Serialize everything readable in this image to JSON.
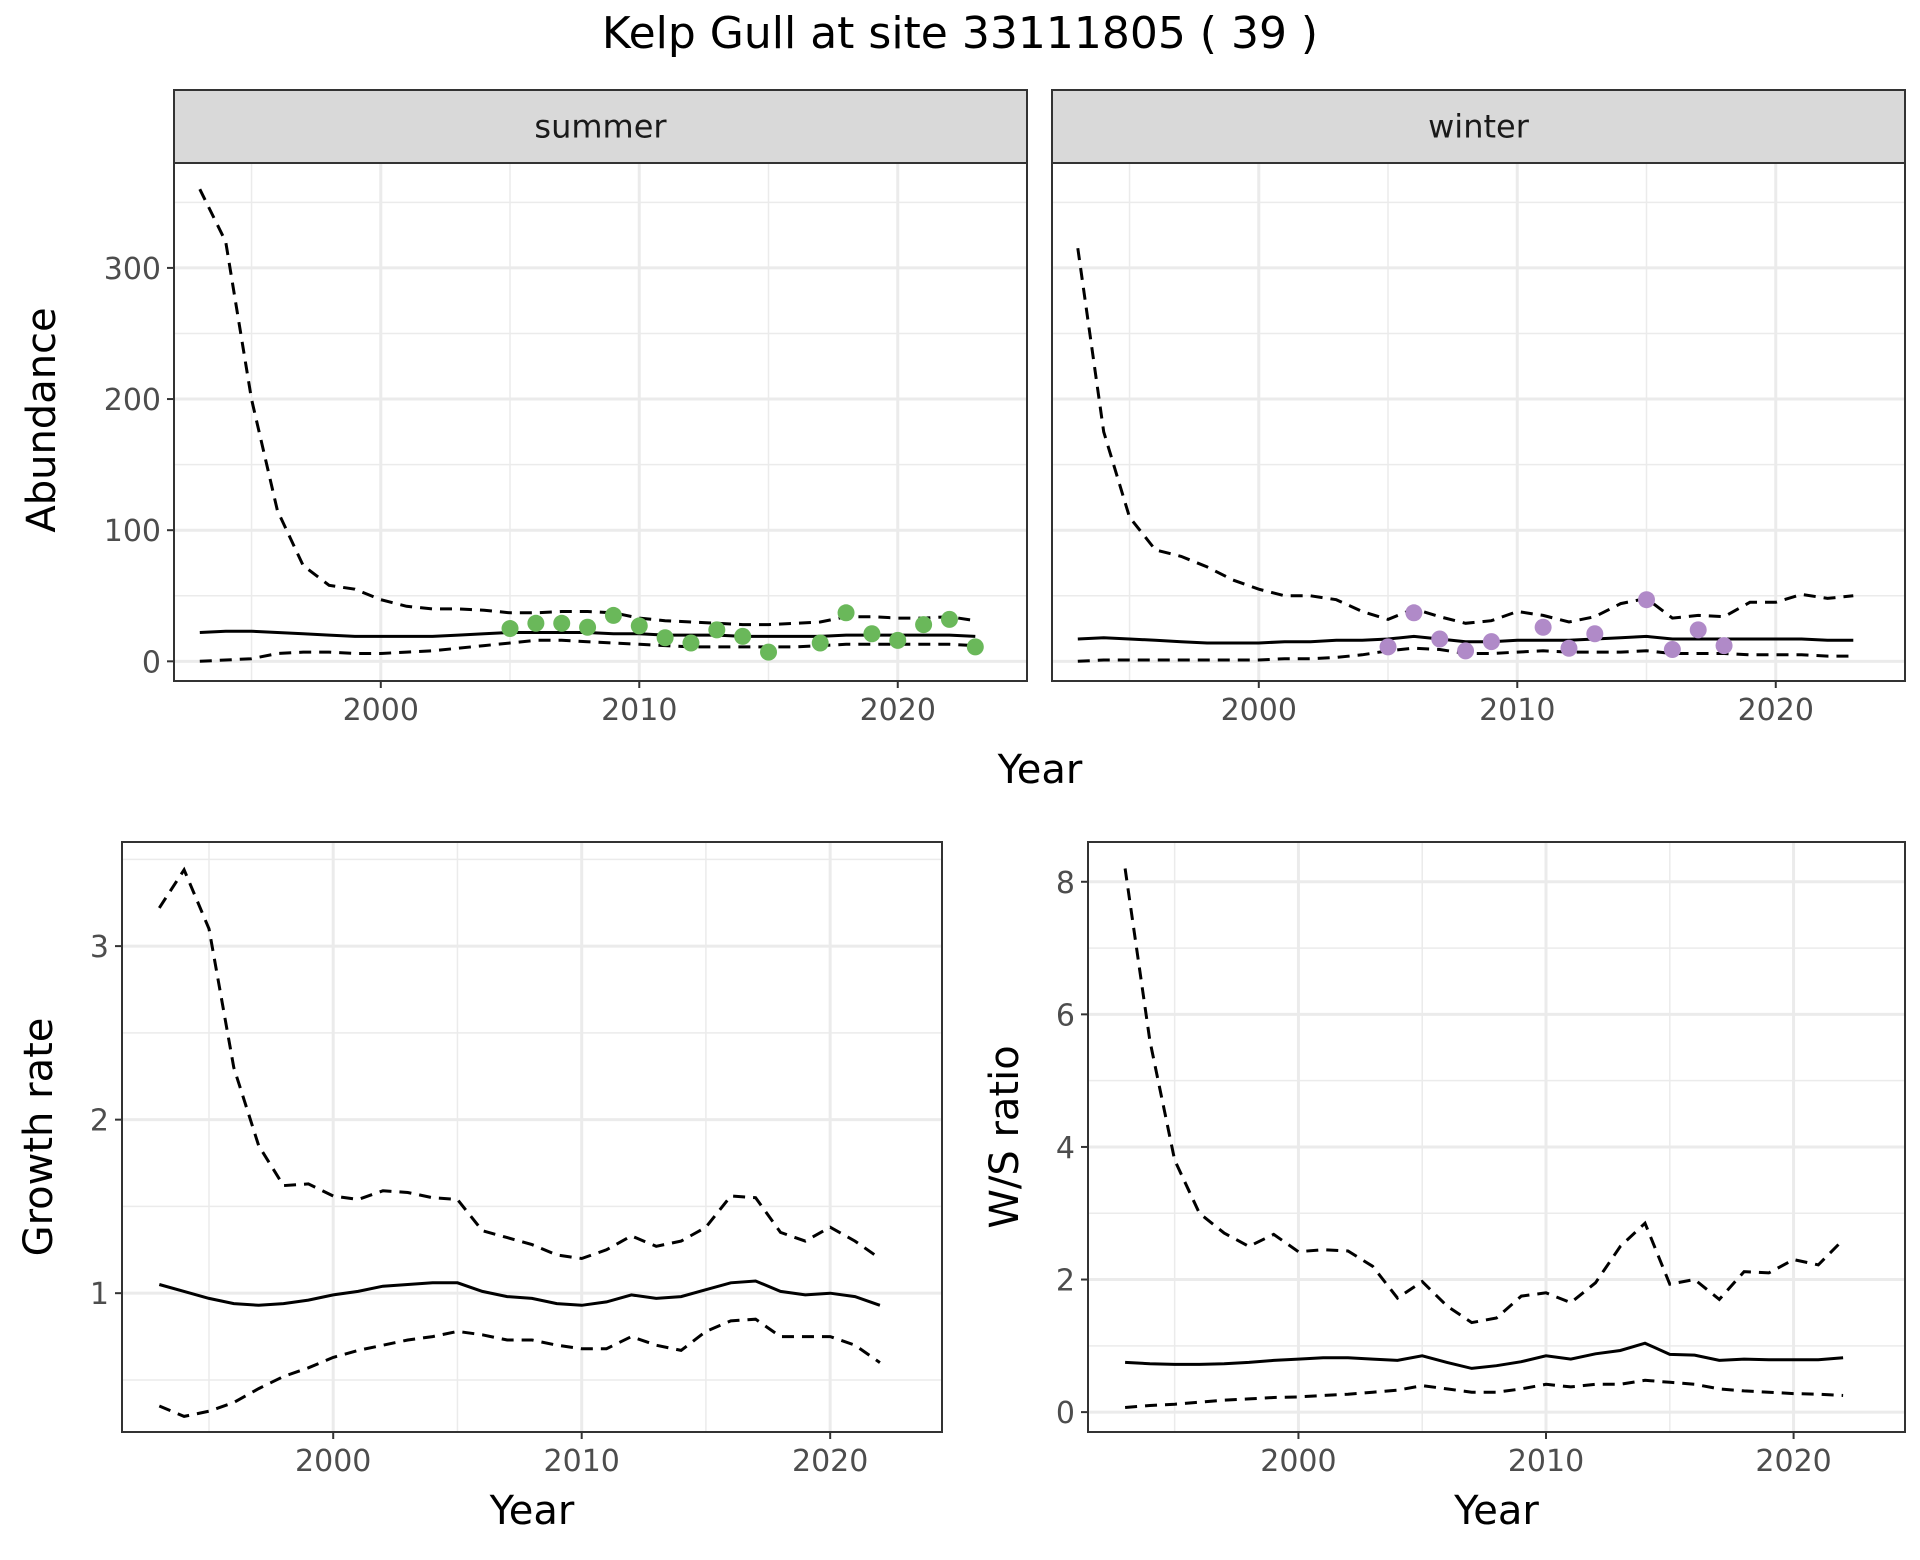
{
  "title": "Kelp Gull at site 33111805 ( 39 )",
  "colors": {
    "summer_points": "#6ab85a",
    "winter_points": "#b08ac8",
    "line": "#000000",
    "grid": "#ebebeb",
    "strip": "#d9d9d9",
    "tick_text": "#4d4d4d"
  },
  "chart_data": [
    {
      "type": "line",
      "facet": "summer",
      "strip_label": "summer",
      "xlabel": "Year",
      "ylabel": "Abundance",
      "xlim": [
        1992,
        2025
      ],
      "ylim": [
        -15,
        380
      ],
      "xticks": [
        2000,
        2010,
        2020
      ],
      "yticks": [
        0,
        100,
        200,
        300
      ],
      "x": [
        1993,
        1994,
        1995,
        1996,
        1997,
        1998,
        1999,
        2000,
        2001,
        2002,
        2003,
        2004,
        2005,
        2006,
        2007,
        2008,
        2009,
        2010,
        2011,
        2012,
        2013,
        2014,
        2015,
        2016,
        2017,
        2018,
        2019,
        2020,
        2021,
        2022,
        2023
      ],
      "series": [
        {
          "role": "estimate",
          "style": "solid",
          "values": [
            22,
            23,
            23,
            22,
            21,
            20,
            19,
            19,
            19,
            19,
            20,
            21,
            22,
            22,
            22,
            22,
            21,
            21,
            20,
            20,
            20,
            19,
            19,
            19,
            19,
            20,
            20,
            20,
            20,
            20,
            19
          ]
        },
        {
          "role": "upper",
          "style": "dashed",
          "values": [
            360,
            320,
            200,
            115,
            73,
            58,
            55,
            47,
            42,
            40,
            40,
            39,
            37,
            37,
            38,
            38,
            37,
            33,
            31,
            30,
            29,
            28,
            28,
            29,
            30,
            34,
            34,
            33,
            33,
            34,
            31
          ]
        },
        {
          "role": "lower",
          "style": "dashed",
          "values": [
            0,
            1,
            2,
            6,
            7,
            7,
            6,
            6,
            7,
            8,
            10,
            12,
            14,
            16,
            16,
            15,
            14,
            13,
            12,
            11,
            11,
            11,
            11,
            11,
            12,
            13,
            13,
            13,
            13,
            13,
            12
          ]
        }
      ],
      "points": {
        "name": "observed",
        "x": [
          2005,
          2006,
          2007,
          2008,
          2009,
          2010,
          2011,
          2012,
          2013,
          2014,
          2015,
          2017,
          2018,
          2019,
          2020,
          2021,
          2022,
          2023
        ],
        "y": [
          25,
          29,
          29,
          26,
          35,
          27,
          18,
          14,
          24,
          19,
          7,
          14,
          37,
          21,
          16,
          28,
          32,
          11
        ]
      }
    },
    {
      "type": "line",
      "facet": "winter",
      "strip_label": "winter",
      "xlabel": "Year",
      "ylabel": "Abundance",
      "xlim": [
        1992,
        2025
      ],
      "ylim": [
        -15,
        380
      ],
      "xticks": [
        2000,
        2010,
        2020
      ],
      "yticks": [
        0,
        100,
        200,
        300
      ],
      "x": [
        1993,
        1994,
        1995,
        1996,
        1997,
        1998,
        1999,
        2000,
        2001,
        2002,
        2003,
        2004,
        2005,
        2006,
        2007,
        2008,
        2009,
        2010,
        2011,
        2012,
        2013,
        2014,
        2015,
        2016,
        2017,
        2018,
        2019,
        2020,
        2021,
        2022,
        2023
      ],
      "series": [
        {
          "role": "estimate",
          "style": "solid",
          "values": [
            17,
            18,
            17,
            16,
            15,
            14,
            14,
            14,
            15,
            15,
            16,
            16,
            17,
            19,
            17,
            15,
            15,
            16,
            16,
            16,
            17,
            18,
            19,
            17,
            17,
            17,
            17,
            17,
            17,
            16,
            16
          ]
        },
        {
          "role": "upper",
          "style": "dashed",
          "values": [
            315,
            175,
            110,
            85,
            80,
            72,
            62,
            55,
            50,
            50,
            47,
            38,
            32,
            40,
            34,
            29,
            31,
            38,
            35,
            30,
            34,
            44,
            48,
            33,
            35,
            34,
            45,
            45,
            51,
            48,
            50
          ]
        },
        {
          "role": "lower",
          "style": "dashed",
          "values": [
            0,
            1,
            1,
            1,
            1,
            1,
            1,
            1,
            2,
            2,
            3,
            5,
            8,
            10,
            9,
            6,
            6,
            7,
            8,
            7,
            7,
            7,
            8,
            6,
            6,
            6,
            5,
            5,
            5,
            4,
            4
          ]
        }
      ],
      "points": {
        "name": "observed",
        "x": [
          2005,
          2006,
          2007,
          2008,
          2009,
          2011,
          2012,
          2013,
          2015,
          2016,
          2017,
          2018
        ],
        "y": [
          11,
          37,
          17,
          8,
          15,
          26,
          10,
          21,
          47,
          9,
          24,
          12
        ]
      }
    },
    {
      "type": "line",
      "facet": "growth",
      "xlabel": "Year",
      "ylabel": "Growth rate",
      "xlim": [
        1991.5,
        2024.5
      ],
      "ylim": [
        0.2,
        3.6
      ],
      "xticks": [
        2000,
        2010,
        2020
      ],
      "yticks": [
        1,
        2,
        3
      ],
      "x": [
        1993,
        1994,
        1995,
        1996,
        1997,
        1998,
        1999,
        2000,
        2001,
        2002,
        2003,
        2004,
        2005,
        2006,
        2007,
        2008,
        2009,
        2010,
        2011,
        2012,
        2013,
        2014,
        2015,
        2016,
        2017,
        2018,
        2019,
        2020,
        2021,
        2022
      ],
      "series": [
        {
          "role": "estimate",
          "style": "solid",
          "values": [
            1.05,
            1.01,
            0.97,
            0.94,
            0.93,
            0.94,
            0.96,
            0.99,
            1.01,
            1.04,
            1.05,
            1.06,
            1.06,
            1.01,
            0.98,
            0.97,
            0.94,
            0.93,
            0.95,
            0.99,
            0.97,
            0.98,
            1.02,
            1.06,
            1.07,
            1.01,
            0.99,
            1.0,
            0.98,
            0.93
          ]
        },
        {
          "role": "upper",
          "style": "dashed",
          "values": [
            3.22,
            3.44,
            3.1,
            2.3,
            1.85,
            1.62,
            1.63,
            1.56,
            1.54,
            1.59,
            1.58,
            1.55,
            1.54,
            1.36,
            1.32,
            1.28,
            1.22,
            1.2,
            1.25,
            1.33,
            1.27,
            1.3,
            1.38,
            1.56,
            1.55,
            1.35,
            1.3,
            1.38,
            1.3,
            1.2
          ]
        },
        {
          "role": "lower",
          "style": "dashed",
          "values": [
            0.35,
            0.29,
            0.32,
            0.37,
            0.45,
            0.52,
            0.57,
            0.63,
            0.67,
            0.7,
            0.73,
            0.75,
            0.78,
            0.76,
            0.73,
            0.73,
            0.7,
            0.68,
            0.68,
            0.75,
            0.7,
            0.67,
            0.78,
            0.84,
            0.85,
            0.75,
            0.75,
            0.75,
            0.7,
            0.6
          ]
        }
      ]
    },
    {
      "type": "line",
      "facet": "ratio",
      "xlabel": "Year",
      "ylabel": "W/S ratio",
      "xlim": [
        1991.5,
        2024.5
      ],
      "ylim": [
        -0.3,
        8.6
      ],
      "xticks": [
        2000,
        2010,
        2020
      ],
      "yticks": [
        0,
        2,
        4,
        6,
        8
      ],
      "x": [
        1993,
        1994,
        1995,
        1996,
        1997,
        1998,
        1999,
        2000,
        2001,
        2002,
        2003,
        2004,
        2005,
        2006,
        2007,
        2008,
        2009,
        2010,
        2011,
        2012,
        2013,
        2014,
        2015,
        2016,
        2017,
        2018,
        2019,
        2020,
        2021,
        2022
      ],
      "series": [
        {
          "role": "estimate",
          "style": "solid",
          "values": [
            0.75,
            0.73,
            0.72,
            0.72,
            0.73,
            0.75,
            0.78,
            0.8,
            0.82,
            0.82,
            0.8,
            0.78,
            0.85,
            0.75,
            0.66,
            0.7,
            0.76,
            0.85,
            0.8,
            0.88,
            0.93,
            1.04,
            0.87,
            0.86,
            0.78,
            0.8,
            0.79,
            0.79,
            0.79,
            0.82
          ]
        },
        {
          "role": "upper",
          "style": "dashed",
          "values": [
            8.2,
            5.6,
            3.8,
            3.0,
            2.7,
            2.5,
            2.68,
            2.42,
            2.45,
            2.43,
            2.2,
            1.72,
            1.97,
            1.6,
            1.35,
            1.42,
            1.75,
            1.8,
            1.65,
            1.95,
            2.5,
            2.85,
            1.93,
            2.0,
            1.7,
            2.12,
            2.1,
            2.3,
            2.22,
            2.6
          ]
        },
        {
          "role": "lower",
          "style": "dashed",
          "values": [
            0.07,
            0.1,
            0.12,
            0.15,
            0.18,
            0.2,
            0.22,
            0.23,
            0.25,
            0.27,
            0.3,
            0.33,
            0.4,
            0.35,
            0.3,
            0.3,
            0.35,
            0.42,
            0.38,
            0.42,
            0.42,
            0.48,
            0.45,
            0.42,
            0.35,
            0.32,
            0.3,
            0.28,
            0.27,
            0.25
          ]
        }
      ]
    }
  ]
}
● ● ● ● ● ● ●
**WHAT IS EXPECTED:**
Pull out all lines from the listing that contain the string "facet".

**ANSWER TO THE PROBLEM:**
      "facet": "summer",
      "facet": "winter",
      "facet": "growth",
      "facet": "ratio",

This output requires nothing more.